▸ **MATERIAL SHOWN**:
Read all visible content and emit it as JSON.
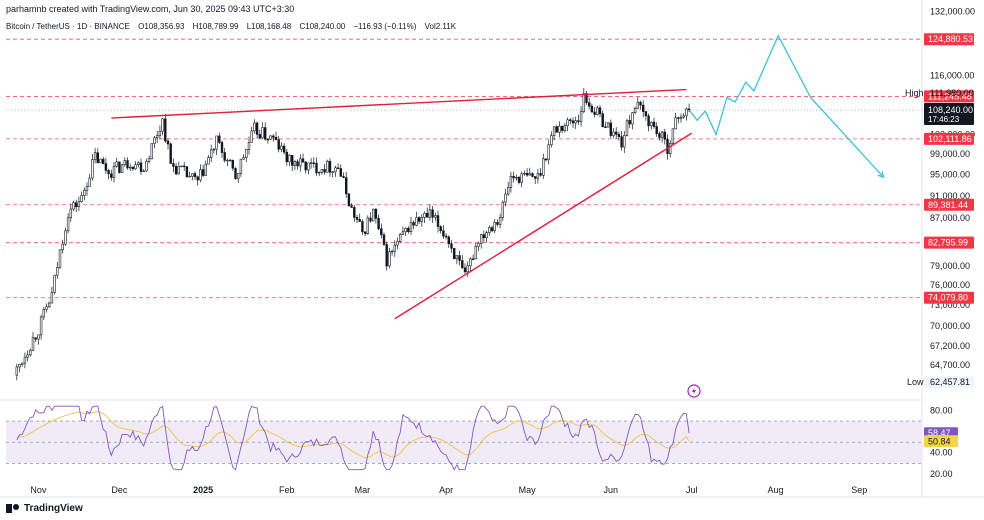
{
  "header": {
    "creator_line": "parhamnb created with TradingView.com, Jun 30, 2025 09:43 UTC+3:30",
    "symbol": "Bitcoin / TetherUS · 1D · BINANCE",
    "ohlc": {
      "O_label": "O",
      "O": "108,356.93",
      "H_label": "H",
      "H": "108,789.99",
      "L_label": "L",
      "L": "108,168.48",
      "C_label": "C",
      "C": "108,240.00",
      "change": "−116.93 (−0.11%)",
      "vol": "Vol2.11K"
    }
  },
  "footer": {
    "brand": "TradingView"
  },
  "colors": {
    "candle": "#131722",
    "level_line": "#f23645",
    "trend_line": "#e0203a",
    "projection": "#3fbfd6",
    "rsi_line": "#7e57c2",
    "rsi_ma": "#f0c04c",
    "rsi_band": "#ede7f6",
    "label_red": "#f23645",
    "label_dark": "#131722",
    "label_purple": "#7e57c2",
    "label_yellow": "#f0d54a"
  },
  "chart_data": {
    "type": "candlestick",
    "x_ticks": [
      "Nov",
      "Dec",
      "2025",
      "Feb",
      "Mar",
      "Apr",
      "May",
      "Jun",
      "Jul",
      "Aug",
      "Sep"
    ],
    "y_ticks": [
      "132,000.00",
      "116,000.00",
      "103,000.00",
      "99,000.00",
      "95,000.00",
      "91,000.00",
      "87,000.00",
      "79,000.00",
      "76,000.00",
      "73,000.00",
      "70,000.00",
      "67,200.00",
      "64,700.00"
    ],
    "price_range": [
      60500,
      133000
    ],
    "horizontal_levels": [
      {
        "value": 124880.53,
        "label": "124,880.53"
      },
      {
        "value": 111245.48,
        "label": "111,245.48"
      },
      {
        "value": 102111.86,
        "label": "102,111.86"
      },
      {
        "value": 89381.44,
        "label": "89,381.44"
      },
      {
        "value": 82795.99,
        "label": "82,795.99"
      },
      {
        "value": 74079.8,
        "label": "74,079.80"
      }
    ],
    "current_price": {
      "value": 108240.0,
      "label": "108,240.00",
      "countdown": "17:46:23"
    },
    "high": {
      "value": 111980.0,
      "label_text": "High",
      "label": "111,980.00"
    },
    "low": {
      "value": 62457.81,
      "label_text": "Low",
      "label": "62,457.81"
    },
    "resistance_trendline": [
      {
        "date": "2024-11-28",
        "value": 106500
      },
      {
        "date": "2025-06-29",
        "value": 112800
      }
    ],
    "support_trendline": [
      {
        "date": "2025-03-13",
        "value": 71000
      },
      {
        "date": "2025-07-01",
        "value": 103300
      }
    ],
    "projection_path": [
      {
        "date": "2025-06-30",
        "value": 108240
      },
      {
        "date": "2025-07-03",
        "value": 106000
      },
      {
        "date": "2025-07-06",
        "value": 108000
      },
      {
        "date": "2025-07-10",
        "value": 103000
      },
      {
        "date": "2025-07-14",
        "value": 111000
      },
      {
        "date": "2025-07-17",
        "value": 110000
      },
      {
        "date": "2025-07-21",
        "value": 114500
      },
      {
        "date": "2025-07-24",
        "value": 112500
      },
      {
        "date": "2025-08-02",
        "value": 125800
      },
      {
        "date": "2025-08-14",
        "value": 111000
      },
      {
        "date": "2025-09-10",
        "value": 94500
      }
    ],
    "rsi": {
      "y_ticks": [
        "80.00",
        "60.00",
        "40.00",
        "20.00"
      ],
      "range": [
        18,
        88
      ],
      "band": [
        30,
        70
      ],
      "midline": 50,
      "value": {
        "value": 58.47,
        "label": "58.47"
      },
      "ma": {
        "value": 50.84,
        "label": "50.84"
      }
    },
    "anchors": [
      {
        "date": "2024-10-24",
        "value": 64000
      },
      {
        "date": "2024-11-01",
        "value": 69500
      },
      {
        "date": "2024-11-06",
        "value": 74500
      },
      {
        "date": "2024-11-12",
        "value": 88000
      },
      {
        "date": "2024-11-17",
        "value": 90500
      },
      {
        "date": "2024-11-22",
        "value": 98500
      },
      {
        "date": "2024-11-27",
        "value": 95500
      },
      {
        "date": "2024-12-05",
        "value": 97500
      },
      {
        "date": "2024-12-10",
        "value": 96500
      },
      {
        "date": "2024-12-17",
        "value": 106000
      },
      {
        "date": "2024-12-20",
        "value": 97000
      },
      {
        "date": "2024-12-30",
        "value": 93500
      },
      {
        "date": "2025-01-06",
        "value": 101500
      },
      {
        "date": "2025-01-13",
        "value": 94500
      },
      {
        "date": "2025-01-20",
        "value": 104000
      },
      {
        "date": "2025-01-27",
        "value": 102000
      },
      {
        "date": "2025-02-02",
        "value": 97500
      },
      {
        "date": "2025-02-10",
        "value": 96500
      },
      {
        "date": "2025-02-20",
        "value": 96500
      },
      {
        "date": "2025-02-25",
        "value": 88500
      },
      {
        "date": "2025-03-01",
        "value": 84500
      },
      {
        "date": "2025-03-05",
        "value": 88000
      },
      {
        "date": "2025-03-10",
        "value": 80000
      },
      {
        "date": "2025-03-19",
        "value": 86000
      },
      {
        "date": "2025-03-26",
        "value": 87500
      },
      {
        "date": "2025-04-01",
        "value": 84000
      },
      {
        "date": "2025-04-08",
        "value": 77000
      },
      {
        "date": "2025-04-13",
        "value": 83500
      },
      {
        "date": "2025-04-21",
        "value": 87500
      },
      {
        "date": "2025-04-25",
        "value": 94500
      },
      {
        "date": "2025-05-05",
        "value": 94500
      },
      {
        "date": "2025-05-11",
        "value": 104000
      },
      {
        "date": "2025-05-20",
        "value": 106500
      },
      {
        "date": "2025-05-22",
        "value": 111000
      },
      {
        "date": "2025-05-31",
        "value": 104500
      },
      {
        "date": "2025-06-05",
        "value": 101500
      },
      {
        "date": "2025-06-10",
        "value": 109500
      },
      {
        "date": "2025-06-17",
        "value": 104500
      },
      {
        "date": "2025-06-22",
        "value": 100500
      },
      {
        "date": "2025-06-26",
        "value": 107000
      },
      {
        "date": "2025-06-30",
        "value": 108240
      }
    ]
  }
}
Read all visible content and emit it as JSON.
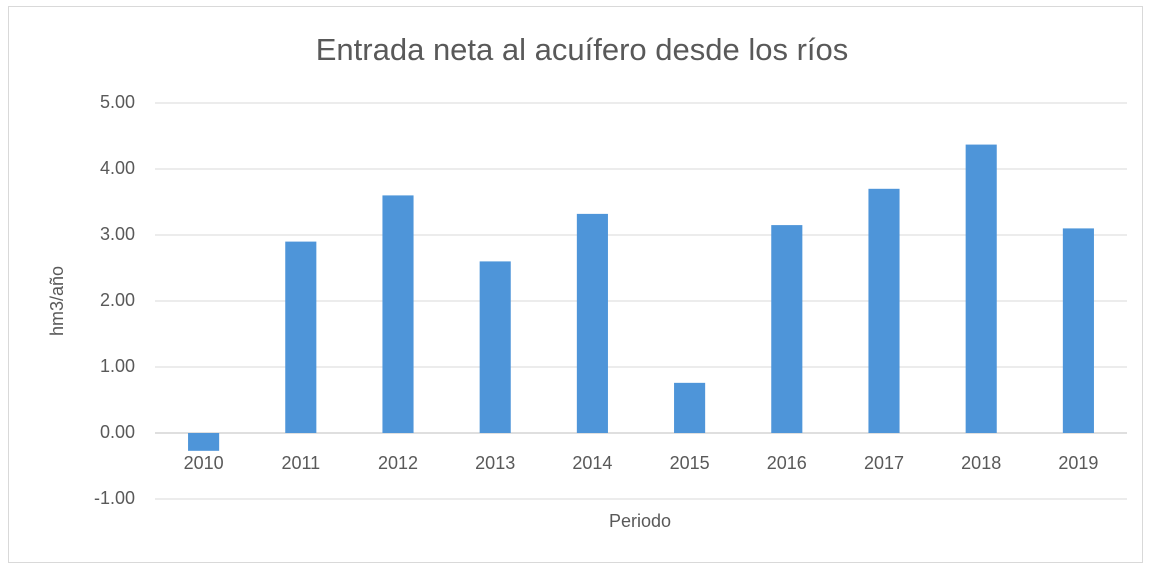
{
  "chart_data": {
    "type": "bar",
    "title": "Entrada neta al acuífero desde los ríos",
    "x_label": "Periodo",
    "y_label": "hm3/año",
    "categories": [
      "2010",
      "2011",
      "2012",
      "2013",
      "2014",
      "2015",
      "2016",
      "2017",
      "2018",
      "2019"
    ],
    "values": [
      -0.27,
      2.9,
      3.6,
      2.6,
      3.32,
      0.76,
      3.15,
      3.7,
      4.37,
      3.1
    ],
    "color": "#4e95d9",
    "ylim": [
      -1,
      5
    ],
    "yticks": [
      {
        "value": -1,
        "label": "-1.00"
      },
      {
        "value": 0,
        "label": "0.00"
      },
      {
        "value": 1,
        "label": "1.00"
      },
      {
        "value": 2,
        "label": "2.00"
      },
      {
        "value": 3,
        "label": "3.00"
      },
      {
        "value": 4,
        "label": "4.00"
      },
      {
        "value": 5,
        "label": "5.00"
      }
    ],
    "grid": true
  }
}
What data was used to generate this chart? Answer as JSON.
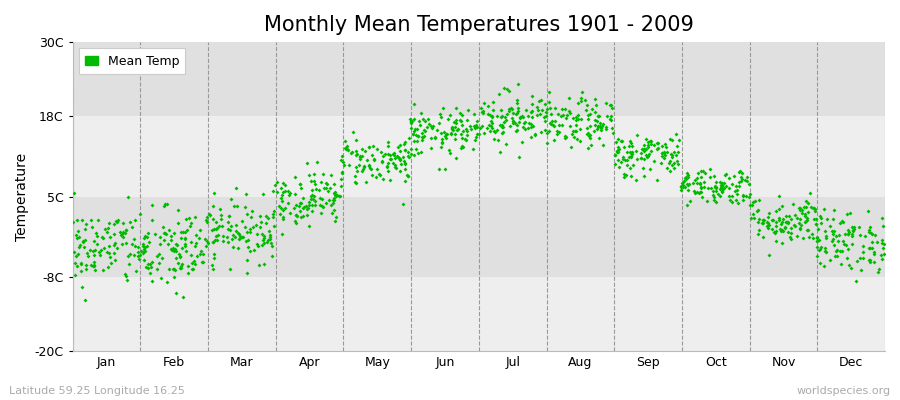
{
  "title": "Monthly Mean Temperatures 1901 - 2009",
  "ylabel": "Temperature",
  "subtitle": "Latitude 59.25 Longitude 16.25",
  "watermark": "worldspecies.org",
  "legend_label": "Mean Temp",
  "marker_color": "#00BB00",
  "background_color": "#FFFFFF",
  "plot_bg_light": "#EEEEEE",
  "plot_bg_dark": "#E0E0E0",
  "yticks": [
    -20,
    -8,
    5,
    18,
    30
  ],
  "ytick_labels": [
    "-20C",
    "-8C",
    "5C",
    "18C",
    "30C"
  ],
  "months": [
    "Jan",
    "Feb",
    "Mar",
    "Apr",
    "May",
    "Jun",
    "Jul",
    "Aug",
    "Sep",
    "Oct",
    "Nov",
    "Dec"
  ],
  "mean_temps": [
    -3.2,
    -3.8,
    -0.5,
    4.8,
    10.8,
    15.2,
    17.8,
    16.8,
    11.8,
    6.8,
    1.2,
    -2.2
  ],
  "std_temps": [
    3.2,
    3.5,
    2.5,
    2.2,
    2.0,
    2.0,
    2.2,
    2.0,
    1.8,
    1.5,
    2.0,
    2.5
  ],
  "n_years": 109,
  "seed": 42,
  "title_fontsize": 15,
  "axis_label_fontsize": 10,
  "tick_fontsize": 9,
  "subtitle_fontsize": 8,
  "watermark_fontsize": 8
}
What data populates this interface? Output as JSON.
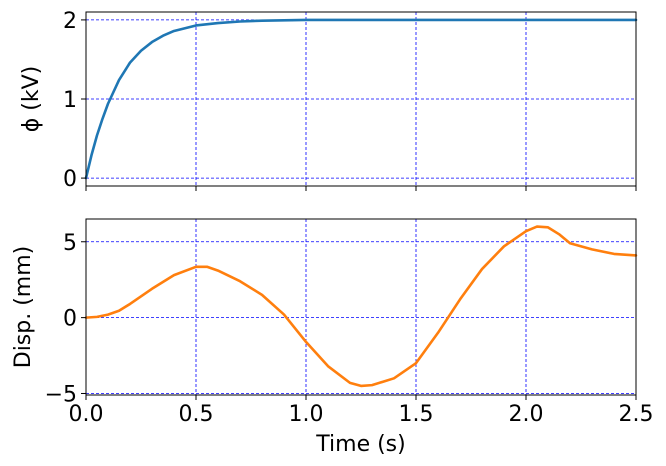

▸ **JOB**: Using the listing above, copy exactly the lines from the one that contains "What data was" through its last line, both included, but not the pictures.

▸ **RESULT FOR THIS EXERCISE**:
What data was used to generate this chart? Answer as JSON.
{
  "title": "Monthly Mean Temperatures 1901 - 2009",
  "ylabel": "Temperature",
  "subtitle": "Latitude 59.25 Longitude 16.25",
  "watermark": "worldspecies.org",
  "legend_label": "Mean Temp",
  "marker_color": "#00BB00",
  "background_color": "#FFFFFF",
  "plot_bg_light": "#EEEEEE",
  "plot_bg_dark": "#E0E0E0",
  "yticks": [
    -20,
    -8,
    5,
    18,
    30
  ],
  "ytick_labels": [
    "-20C",
    "-8C",
    "5C",
    "18C",
    "30C"
  ],
  "months": [
    "Jan",
    "Feb",
    "Mar",
    "Apr",
    "May",
    "Jun",
    "Jul",
    "Aug",
    "Sep",
    "Oct",
    "Nov",
    "Dec"
  ],
  "mean_temps": [
    -3.2,
    -3.8,
    -0.5,
    4.8,
    10.8,
    15.2,
    17.8,
    16.8,
    11.8,
    6.8,
    1.2,
    -2.2
  ],
  "std_temps": [
    3.2,
    3.5,
    2.5,
    2.2,
    2.0,
    2.0,
    2.2,
    2.0,
    1.8,
    1.5,
    2.0,
    2.5
  ],
  "n_years": 109,
  "seed": 42,
  "title_fontsize": 15,
  "axis_label_fontsize": 10,
  "tick_fontsize": 9,
  "subtitle_fontsize": 8,
  "watermark_fontsize": 8
}
What data populates this interface? Output as JSON.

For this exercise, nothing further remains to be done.